**THE INPUT:**

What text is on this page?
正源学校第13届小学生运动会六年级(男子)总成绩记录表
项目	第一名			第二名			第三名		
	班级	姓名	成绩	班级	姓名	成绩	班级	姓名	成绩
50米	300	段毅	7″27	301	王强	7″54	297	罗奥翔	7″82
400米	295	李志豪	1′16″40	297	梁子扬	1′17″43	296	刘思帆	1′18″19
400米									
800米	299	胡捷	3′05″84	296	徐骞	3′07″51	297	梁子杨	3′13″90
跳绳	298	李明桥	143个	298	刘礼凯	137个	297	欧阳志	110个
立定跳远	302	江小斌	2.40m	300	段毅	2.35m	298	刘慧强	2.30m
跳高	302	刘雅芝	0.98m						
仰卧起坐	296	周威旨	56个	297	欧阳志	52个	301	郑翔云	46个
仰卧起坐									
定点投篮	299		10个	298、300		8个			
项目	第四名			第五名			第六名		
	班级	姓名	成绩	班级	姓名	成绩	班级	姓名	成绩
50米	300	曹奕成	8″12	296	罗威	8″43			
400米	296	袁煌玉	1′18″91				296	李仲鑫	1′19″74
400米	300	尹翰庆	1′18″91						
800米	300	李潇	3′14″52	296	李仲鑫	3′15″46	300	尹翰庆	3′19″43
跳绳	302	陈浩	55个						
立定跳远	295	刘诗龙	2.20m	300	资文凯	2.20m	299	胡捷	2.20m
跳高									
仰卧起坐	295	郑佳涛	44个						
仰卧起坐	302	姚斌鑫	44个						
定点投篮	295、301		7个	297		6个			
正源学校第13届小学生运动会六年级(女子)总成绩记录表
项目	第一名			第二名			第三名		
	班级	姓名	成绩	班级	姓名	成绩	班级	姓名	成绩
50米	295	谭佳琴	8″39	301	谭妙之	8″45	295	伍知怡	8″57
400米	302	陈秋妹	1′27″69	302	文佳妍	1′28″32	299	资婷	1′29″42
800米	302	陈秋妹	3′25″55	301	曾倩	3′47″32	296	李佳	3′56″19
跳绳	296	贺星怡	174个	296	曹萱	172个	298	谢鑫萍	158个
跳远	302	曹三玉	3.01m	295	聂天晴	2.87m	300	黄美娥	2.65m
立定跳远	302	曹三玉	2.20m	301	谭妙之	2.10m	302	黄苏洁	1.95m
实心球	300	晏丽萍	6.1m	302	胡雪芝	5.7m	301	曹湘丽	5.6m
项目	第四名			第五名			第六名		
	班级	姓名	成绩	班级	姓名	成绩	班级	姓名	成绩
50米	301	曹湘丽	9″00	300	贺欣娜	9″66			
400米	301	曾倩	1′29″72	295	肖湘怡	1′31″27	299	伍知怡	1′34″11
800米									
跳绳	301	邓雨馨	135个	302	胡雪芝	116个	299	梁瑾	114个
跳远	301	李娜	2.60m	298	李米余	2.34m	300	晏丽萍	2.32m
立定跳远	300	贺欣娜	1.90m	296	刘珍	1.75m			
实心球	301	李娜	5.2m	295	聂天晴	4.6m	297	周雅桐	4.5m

**THE TASK:** Please restate the whole listing word for word.

**FINISHED ANSWER:**
What text is on this page?
正源学校第13届小学生运动会六年级(男子)总成绩记录表
项目	第一名			第二名			第三名		
	班级	姓名	成绩	班级	姓名	成绩	班级	姓名	成绩
50米	300	段毅	7″27	301	王强	7″54	297	罗奥翔	7″82
400米	295	李志豪	1′16″40	297	梁子扬	1′17″43	296	刘思帆	1′18″19
400米									
800米	299	胡捷	3′05″84	296	徐骞	3′07″51	297	梁子杨	3′13″90
跳绳	298	李明桥	143个	298	刘礼凯	137个	297	欧阳志	110个
立定跳远	302	江小斌	2.40m	300	段毅	2.35m	298	刘慧强	2.30m
跳高	302	刘雅芝	0.98m						
仰卧起坐	296	周威旨	56个	297	欧阳志	52个	301	郑翔云	46个
仰卧起坐									
定点投篮	299		10个	298、300		8个			
项目	第四名			第五名			第六名		
	班级	姓名	成绩	班级	姓名	成绩	班级	姓名	成绩
50米	300	曹奕成	8″12	296	罗威	8″43			
400米	296	袁煌玉	1′18″91				296	李仲鑫	1′19″74
400米	300	尹翰庆	1′18″91						
800米	300	李潇	3′14″52	296	李仲鑫	3′15″46	300	尹翰庆	3′19″43
跳绳	302	陈浩	55个						
立定跳远	295	刘诗龙	2.20m	300	资文凯	2.20m	299	胡捷	2.20m
跳高									
仰卧起坐	295	郑佳涛	44个						
仰卧起坐	302	姚斌鑫	44个						
定点投篮	295、301		7个	297		6个			
正源学校第13届小学生运动会六年级(女子)总成绩记录表
项目	第一名			第二名			第三名		
	班级	姓名	成绩	班级	姓名	成绩	班级	姓名	成绩
50米	295	谭佳琴	8″39	301	谭妙之	8″45	295	伍知怡	8″57
400米	302	陈秋妹	1′27″69	302	文佳妍	1′28″32	299	资婷	1′29″42
800米	302	陈秋妹	3′25″55	301	曾倩	3′47″32	296	李佳	3′56″19
跳绳	296	贺星怡	174个	296	曹萱	172个	298	谢鑫萍	158个
跳远	302	曹三玉	3.01m	295	聂天晴	2.87m	300	黄美娥	2.65m
立定跳远	302	曹三玉	2.20m	301	谭妙之	2.10m	302	黄苏洁	1.95m
实心球	300	晏丽萍	6.1m	302	胡雪芝	5.7m	301	曹湘丽	5.6m
项目	第四名			第五名			第六名		
	班级	姓名	成绩	班级	姓名	成绩	班级	姓名	成绩
50米	301	曹湘丽	9″00	300	贺欣娜	9″66			
400米	301	曾倩	1′29″72	295	肖湘怡	1′31″27	299	伍知怡	1′34″11
800米									
跳绳	301	邓雨馨	135个	302	胡雪芝	116个	299	梁瑾	114个
跳远	301	李娜	2.60m	298	李米余	2.34m	300	晏丽萍	2.32m
立定跳远	300	贺欣娜	1.90m	296	刘珍	1.75m			
实心球	301	李娜	5.2m	295	聂天晴	4.6m	297	周雅桐	4.5m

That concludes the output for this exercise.